__Aim__.
From the listing below, tally the lines that include "Local". Return only the total.

### Extracted material

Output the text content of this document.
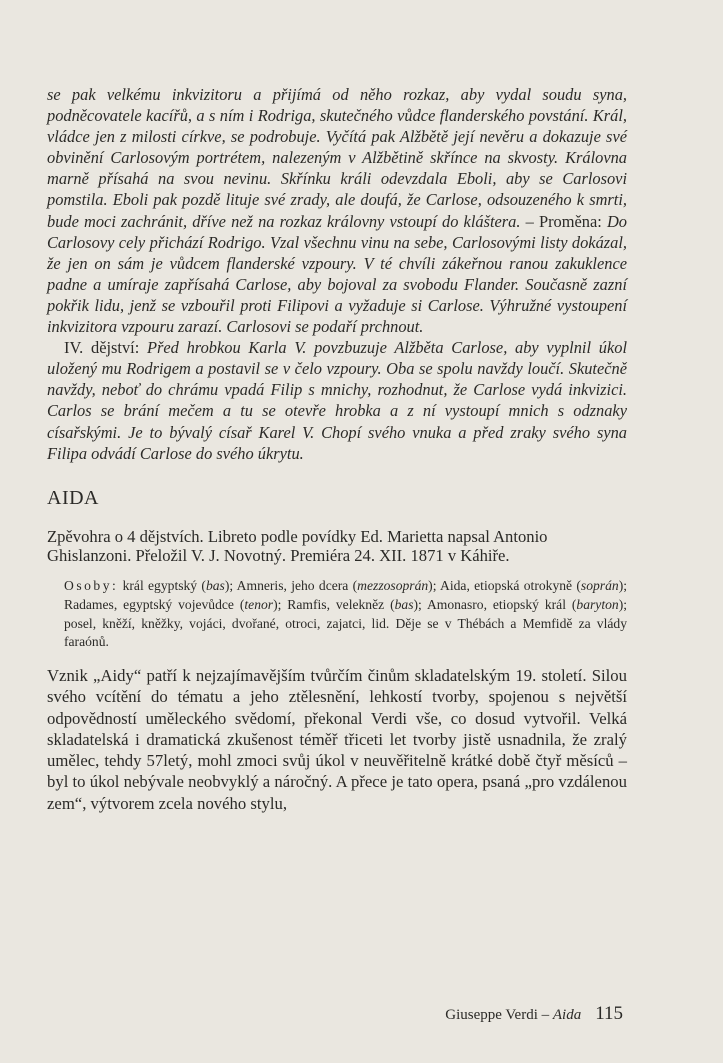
se pak velkému inkvizitoru a přijímá od něho rozkaz, aby vydal soudu syna, podněcovatele kacířů, a s ním i Rodriga, skutečného vůdce flanderského povstání. Král, vládce jen z milosti církve, se podrobuje. Vyčítá pak Alžbětě její nevěru a dokazuje své obvinění Carlosovým portrétem, nalezeným v Alžbětině skřínce na skvosty. Královna marně přísahá na svou nevinu. Skřínku králi odevzdala Eboli, aby se Carlosovi pomstila. Eboli pak pozdě lituje své zrady, ale doufá, že Carlose, odsouzeného k smrti, bude moci zachránit, dříve než na rozkaz královny vstoupí do kláštera. – Proměna: Do Carlosovy cely přichází Rodrigo. Vzal všechnu vinu na sebe, Carlosovými listy dokázal, že jen on sám je vůdcem flanderské vzpoury. V té chvíli zákeřnou ranou zakuklence padne a umíraje zapřísahá Carlose, aby bojoval za svobodu Flander. Současně zazní pokřik lidu, jenž se vzbouřil proti Filipovi a vyžaduje si Carlose. Výhružné vystoupení inkvizitora vzpouru zarazí. Carlosovi se podaří prchnout.
IV. dějství: Před hrobkou Karla V. povzbuzuje Alžběta Carlose, aby vyplnil úkol uložený mu Rodrigem a postavil se v čelo vzpoury. Oba se spolu navždy loučí. Skutečně navždy, neboť do chrámu vpadá Filip s mnichy, rozhodnut, že Carlose vydá inkvizici. Carlos se brání mečem a tu se otevře hrobka a z ní vystoupí mnich s odznaky císařskými. Je to bývalý císař Karel V. Chopí svého vnuka a před zraky svého syna Filipa odvádí Carlose do svého úkrytu.

AIDA

Zpěvohra o 4 dějstvích. Libreto podle povídky Ed. Marietta napsal Antonio Ghislanzoni. Přeložil V. J. Novotný. Premiéra 24. XII. 1871 v Káhiře.

Osoby: král egyptský (bas); Amneris, jeho dcera (mezzosoprán); Aida, etiopská otrokyně (soprán); Radames, egyptský vojevůdce (tenor); Ramfis, velekněz (bas); Amonasro, etiopský král (baryton); posel, kněží, kněžky, vojáci, dvořané, otroci, zajatci, lid. Děje se v Thébách a Memfidě za vlády faraónů.

Vznik „Aidy“ patří k nejzajímavějším tvůrčím činům skladatelským 19. století. Silou svého vcítění do tématu a jeho ztělesnění, lehkostí tvorby, spojenou s největší odpovědností uměleckého svědomí, překonal Verdi vše, co dosud vytvořil. Velká skladatelská i dramatická zkušenost téměř třiceti let tvorby jistě usnadnila, že zralý umělec, tehdy 57letý, mohl zmoci svůj úkol v neuvěřitelně krátké době čtyř měsíců – byl to úkol nebývale neobvyklý a náročný. A přece je tato opera, psaná „pro vzdálenou zem“, výtvorem zcela nového stylu,

Giuseppe Verdi – Aida 115
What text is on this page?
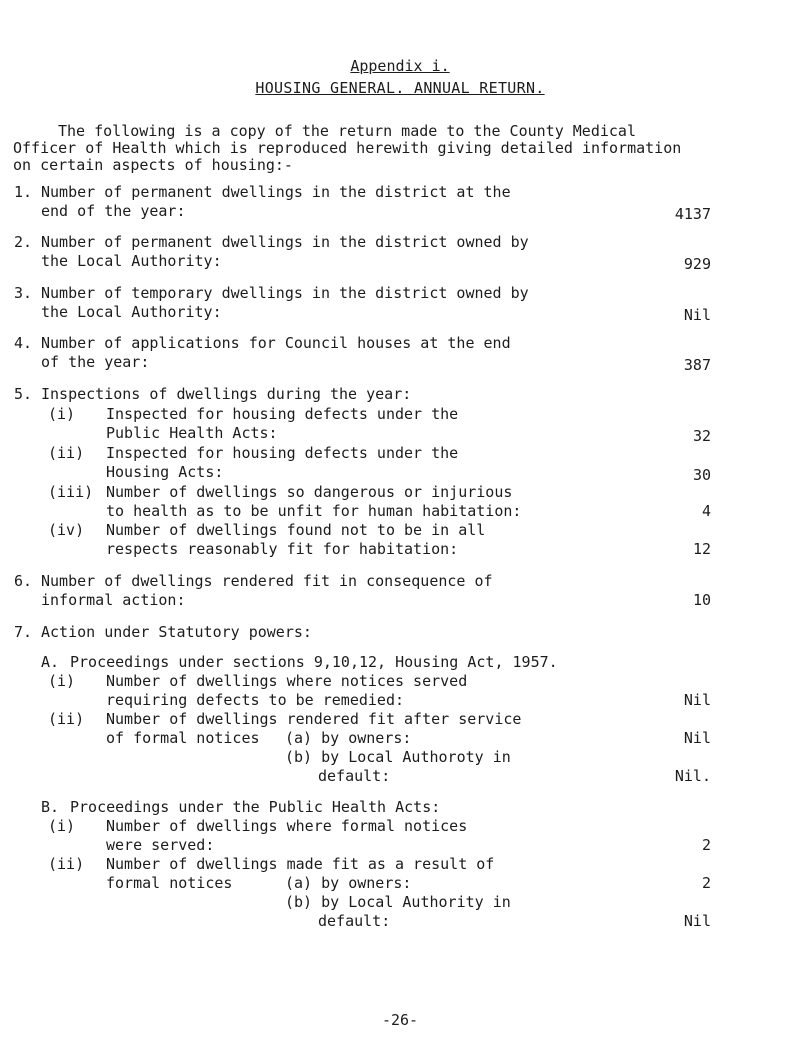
Appendix i.
HOUSING GENERAL. ANNUAL RETURN.
The following is a copy of the return made to the County Medical
Officer of Health which is reproduced herewith giving detailed information
on certain aspects of housing:-
1. Number of permanent dwellings in the district at the
end of the year:	4137
2. Number of permanent dwellings in the district owned by
the Local Authority:	929
3. Number of temporary dwellings in the district owned by
the Local Authority:	Nil
4. Number of applications for Council houses at the end
of the year:	387
5. Inspections of dwellings during the year:
(i) Inspected for housing defects under the
Public Health Acts:	32
(ii) Inspected for housing defects under the
Housing Acts:	30
(iii) Number of dwellings so dangerous or injurious
to health as to be unfit for human habitation:	4
(iv) Number of dwellings found not to be in all
respects reasonably fit for habitation:	12
6. Number of dwellings rendered fit in consequence of
informal action:	10
7. Action under Statutory powers:
A. Proceedings under sections 9,10,12, Housing Act, 1957.
(i) Number of dwellings where notices served
requiring defects to be remedied:	Nil
(ii) Number of dwellings rendered fit after service
of formal notices (a) by owners:	Nil
(b) by Local Authoroty in
default:	Nil.
B. Proceedings under the Public Health Acts:
(i) Number of dwellings where formal notices
were served:	2
(ii) Number of dwellings made fit as a result of
formal notices	(a) by owners:	2
(b) by Local Authority in
default:	Nil
-26-
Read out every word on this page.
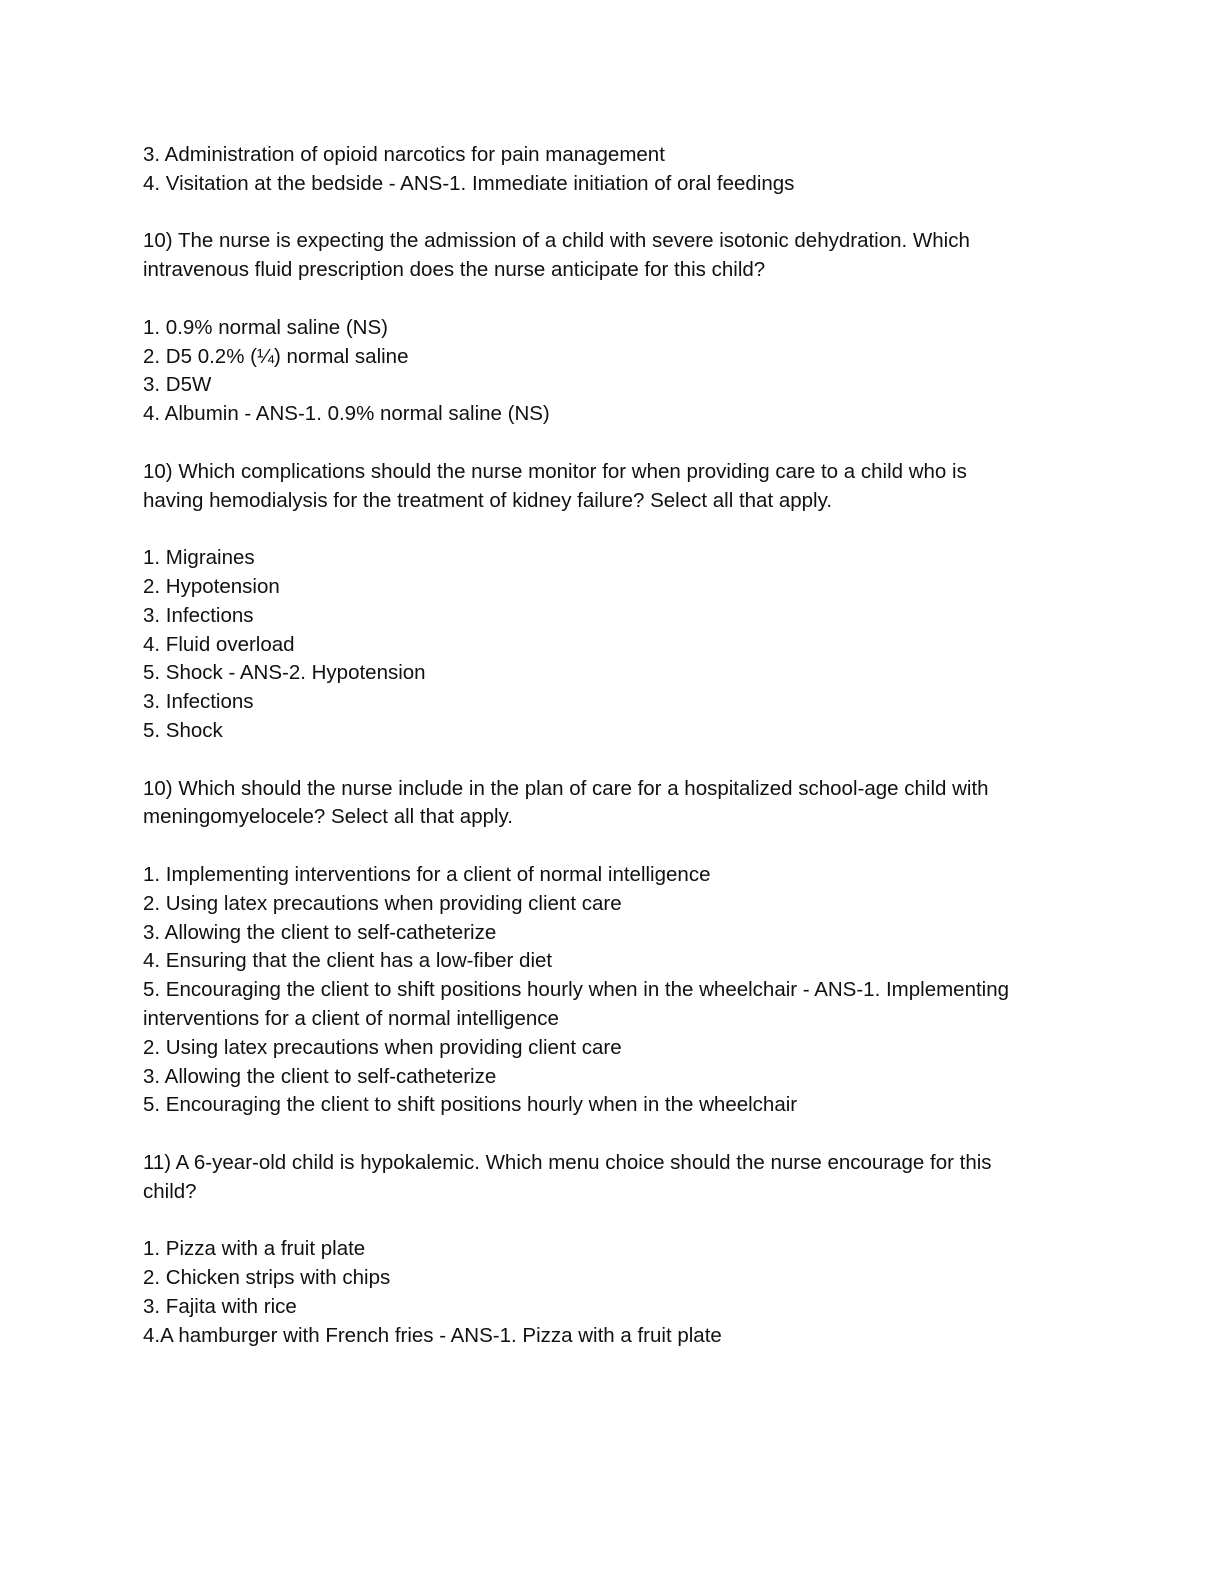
3. Administration of opioid narcotics for pain management

4. Visitation at the bedside - ANS-1. Immediate initiation of oral feedings

10) The nurse is expecting the admission of a child with severe isotonic dehydration. Which

intravenous fluid prescription does the nurse anticipate for this child?

1. 0.9% normal saline (NS)

2. D5 0.2% (¼) normal saline

3. D5W

4. Albumin - ANS-1. 0.9% normal saline (NS)

10) Which complications should the nurse monitor for when providing care to a child who is

having hemodialysis for the treatment of kidney failure? Select all that apply.

1. Migraines

2. Hypotension

3. Infections

4. Fluid overload

5. Shock - ANS-2. Hypotension

3. Infections

5. Shock

10) Which should the nurse include in the plan of care for a hospitalized school-age child with

meningomyelocele? Select all that apply.

1. Implementing interventions for a client of normal intelligence

2. Using latex precautions when providing client care

3. Allowing the client to self-catheterize

4. Ensuring that the client has a low-fiber diet

5. Encouraging the client to shift positions hourly when in the wheelchair - ANS-1. Implementing

interventions for a client of normal intelligence

2. Using latex precautions when providing client care

3. Allowing the client to self-catheterize

5. Encouraging the client to shift positions hourly when in the wheelchair

11) A 6-year-old child is hypokalemic. Which menu choice should the nurse encourage for this

child?

1. Pizza with a fruit plate

2. Chicken strips with chips

3. Fajita with rice

4.A hamburger with French fries - ANS-1. Pizza with a fruit plate
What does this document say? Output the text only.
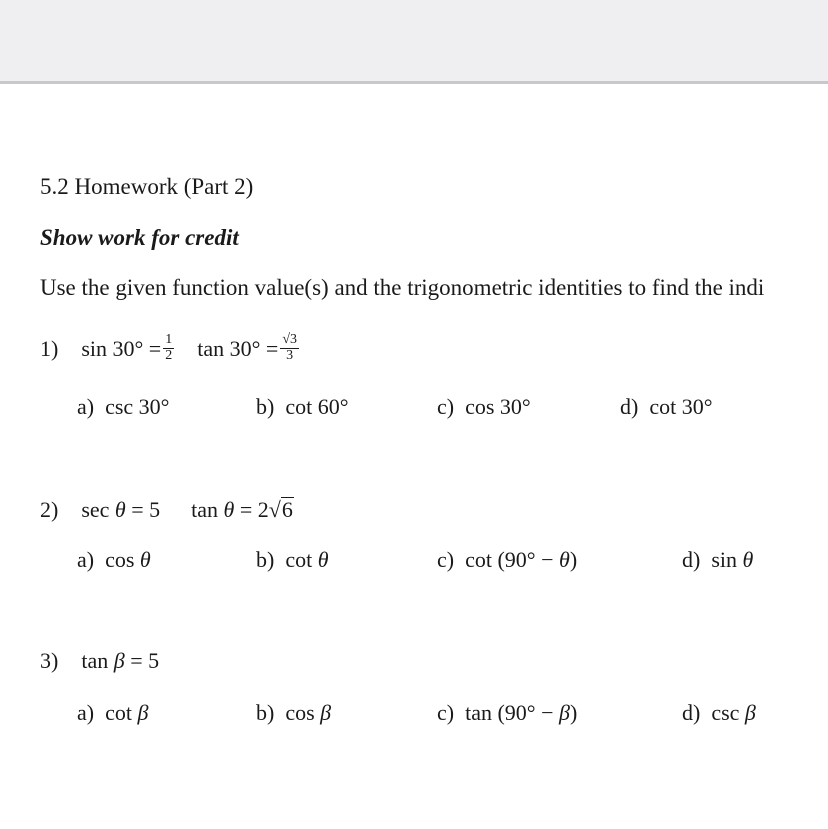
5.2 Homework (Part 2)
Show work for credit
Use the given function value(s) and the trigonometric identities to find the indi
1) $\sin 30^\circ = \frac{1}{2}$ $\tan 30^\circ = \frac{√3}{3}$
a) csc 30°	b) cot 60°	c) cos 30°	d) cot 30°
2) sec θ = 5 tan θ = 2√6
a) cos θ	b) cot θ	c) cot (90° − θ)	d) sin θ
3) tan β = 5
a) cot β	b) cos β	c) tan (90° − β)	d) csc β
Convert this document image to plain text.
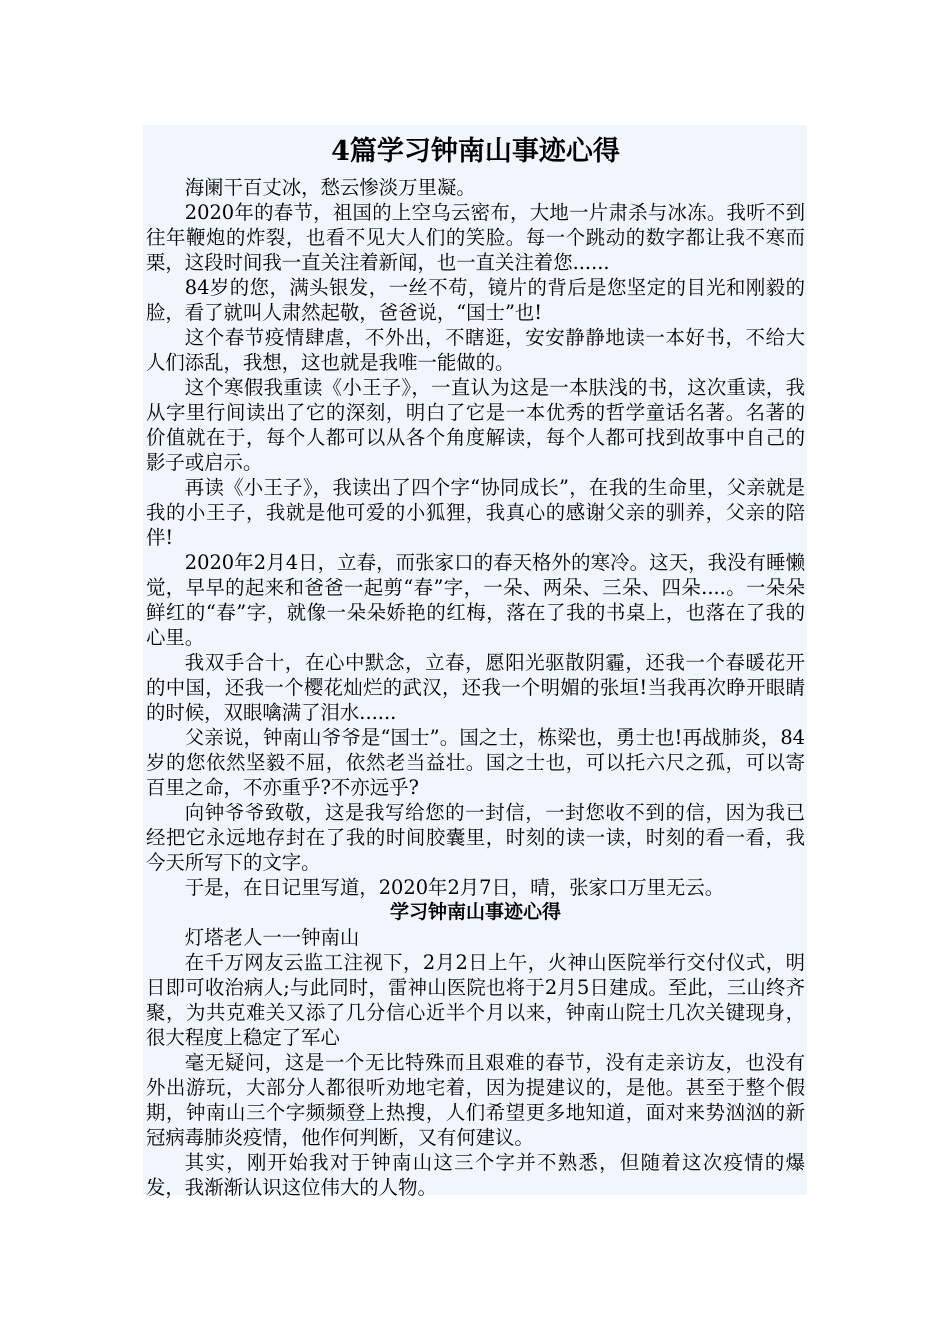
4篇学习钟南山事迹心得

海阑干百丈冰，愁云惨淡万里凝。

2020年的春节，祖国的上空乌云密布，大地一片肃杀与冰冻。我听不到往年鞭炮的炸裂，也看不见大人们的笑脸。每一个跳动的数字都让我不寒而栗，这段时间我一直关注着新闻，也一直关注着您......

84岁的您，满头银发，一丝不苟，镜片的背后是您坚定的目光和刚毅的脸，看了就叫人肃然起敬，爸爸说，“国士”也!

这个春节疫情肆虐，不外出，不瞎逛，安安静静地读一本好书，不给大人们添乱，我想，这也就是我唯一能做的。

这个寒假我重读《小王子》，一直认为这是一本肤浅的书，这次重读，我从字里行间读出了它的深刻，明白了它是一本优秀的哲学童话名著。名著的价值就在于，每个人都可以从各个角度解读，每个人都可找到故事中自己的影子或启示。

再读《小王子》，我读出了四个字“协同成长”，在我的生命里，父亲就是我的小王子，我就是他可爱的小狐狸，我真心的感谢父亲的驯养，父亲的陪伴!

2020年2月4日，立春，而张家口的春天格外的寒冷。这天，我没有睡懒觉，早早的起来和爸爸一起剪“春”字，一朵、两朵、三朵、四朵....。一朵朵鲜红的“春”字，就像一朵朵娇艳的红梅，落在了我的书桌上，也落在了我的心里。

我双手合十，在心中默念，立春，愿阳光驱散阴霾，还我一个春暖花开的中国，还我一个樱花灿烂的武汉，还我一个明媚的张垣!当我再次睁开眼睛的时候，双眼噙满了泪水......

父亲说，钟南山爷爷是“国士”。国之士，栋梁也，勇士也!再战肺炎，84岁的您依然坚毅不屈，依然老当益壮。国之士也，可以托六尺之孤，可以寄百里之命，不亦重乎?不亦远乎?

向钟爷爷致敬，这是我写给您的一封信，一封您收不到的信，因为我已经把它永远地存封在了我的时间胶囊里，时刻的读一读，时刻的看一看，我今天所写下的文字。

于是，在日记里写道，2020年2月7日，晴，张家口万里无云。

学习钟南山事迹心得

灯塔老人一一钟南山

在千万网友云监工注视下，2月2日上午，火神山医院举行交付仪式，明日即可收治病人;与此同时，雷神山医院也将于2月5日建成。至此，三山终齐聚，为共克难关又添了几分信心近半个月以来，钟南山院士几次关键现身，很大程度上稳定了军心

毫无疑问，这是一个无比特殊而且艰难的春节，没有走亲访友，也没有外出游玩，大部分人都很听劝地宅着，因为提建议的，是他。甚至于整个假期，钟南山三个字频频登上热搜，人们希望更多地知道，面对来势汹汹的新冠病毒肺炎疫情，他作何判断，又有何建议。

其实，刚开始我对于钟南山这三个字并不熟悉，但随着这次疫情的爆发，我渐渐认识这位伟大的人物。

######

__Answer__.
4